● **WRITTEN PROBLEM 1**:
Translate this sentence from the forum thread about the Orbital Sciences rocket explosion into Spanish: "The main engines were started, an anomaly was detected before the solids were lit, so the launch was aborted."
● **WRITTEN PROBLEM 2**:
Write the next post in the forum thread about the Orbital Sciences rocket explosion, picking up after its final post.

● **PAGE TEXT**:
Posted: Sun Nov 02, 2014 12:15 am
by paperburn1
It is my understanding that this was the first test of a new fuel type. It was polymer-plastic based rather than normal rubber tire based product that they were using. Ground test of this fuel were performed successfully with no indication of any problems. It's my understanding that the reason for switching to this fuel type was to provide a little bit more thrust.

Re: Orbital Sciences rocket explodes on launch

Posted: Sun Nov 02, 2014 12:44 am
by KitemanSA
D Tibbets wrote:Probably, as I suspect the clamps holding the rocket down are not released till telemetry indicates both liquid fueled engines operating normally with full thrust built up. This is different from solid boosters where it is goodby once the solid rocket is lit. This happend once with the shuttle. The main engines were started, an anomaly was detected before the solids were lit, so the launch was aborted.
I was in the VIP stands when that happened. Total disappointment.

Re: Orbital Sciences rocket explodes on launch

Posted: Sun Nov 02, 2014 2:45 am
by Aero
Do we have a thread regarding the SS2 failure in flight test? One dead, the other pilot is in critical condition.

Re: Orbital Sciences rocket explodes on launch

Posted: Mon Nov 03, 2014 7:54 pm
by GIThruster
Yeah, it's been getting posted here. early rumor is they test pilot rotated the tail section early at Mach 1 instead of the designed Mach 1.4 and this may have led to the failure. Sounds like it just broke up. If this is true, the new plastic based rocket motor would long earlier have burned out. The tail rotates for reentry only.

● **MATERIAL PROVIDED**:

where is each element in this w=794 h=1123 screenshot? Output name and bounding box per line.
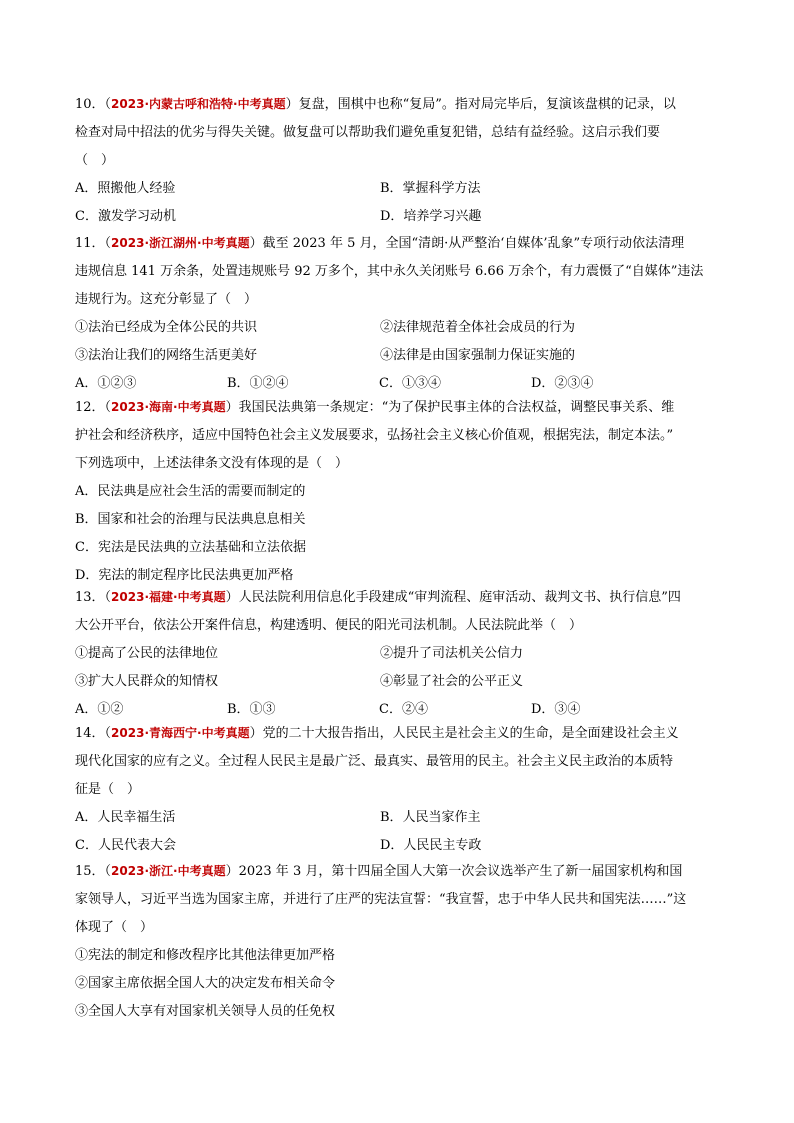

● **RESULT 1**:
Se encendieron los motores principales, se detectó una anomalía antes de que se encendieran los propulsores sólidos y, por lo tanto, se abortó el lanzamiento.

● **RESULT 2**:
Re: Orbital Sciences rocket explodes on launch

Posted: Mon Nov 03, 2014 10:09 pm
by D Tibbets
GIThruster wrote:Yeah, it's been getting posted here. early rumor is they test pilot rotated the tail section early at Mach 1 instead of the designed Mach 1.4 and this may have led to the failure. Sounds like it just broke up. If this is true, the new plastic based rocket motor would long earlier have burned out. The tail rotates for reentry only.
This is confusing for me. Rotate the tail may actually have two meanings. Rotation is a term commonly applied when air control surfaces are used during takeoff in order to lift off from the runway. Applied to SS2 this may mean the use of air flight control surfaces to initiate climb after the solid rocket is lit. At Mach 1.0- transonic speeds, there is a lot of turbulence and stresses on different parts of the aircraft. Deploying flaperons or whatever at that point might lead to dangerous stresses- aircraft tears apart. If the pilot initiated flight control inputs to do this, then the results might be this. The flight control rules should prevent this unless the pilot had unlimited manual control, the computer failed, the programing was flawed, or there was a mechanical failure somewhere in the control loop. The new rocket engine may have given a bigger kick as it started and this might have caused some mechanical failure in the control or actuater system. The subsequent actual deployment of airodynamic control surfaces could have then torn the aircraft apart. So, the error could have been the pilot, flight control command system, or mechanical system. It may be that the airframe was just not prepared for the rocket startup kick, though that would seem to be a tested for parameter.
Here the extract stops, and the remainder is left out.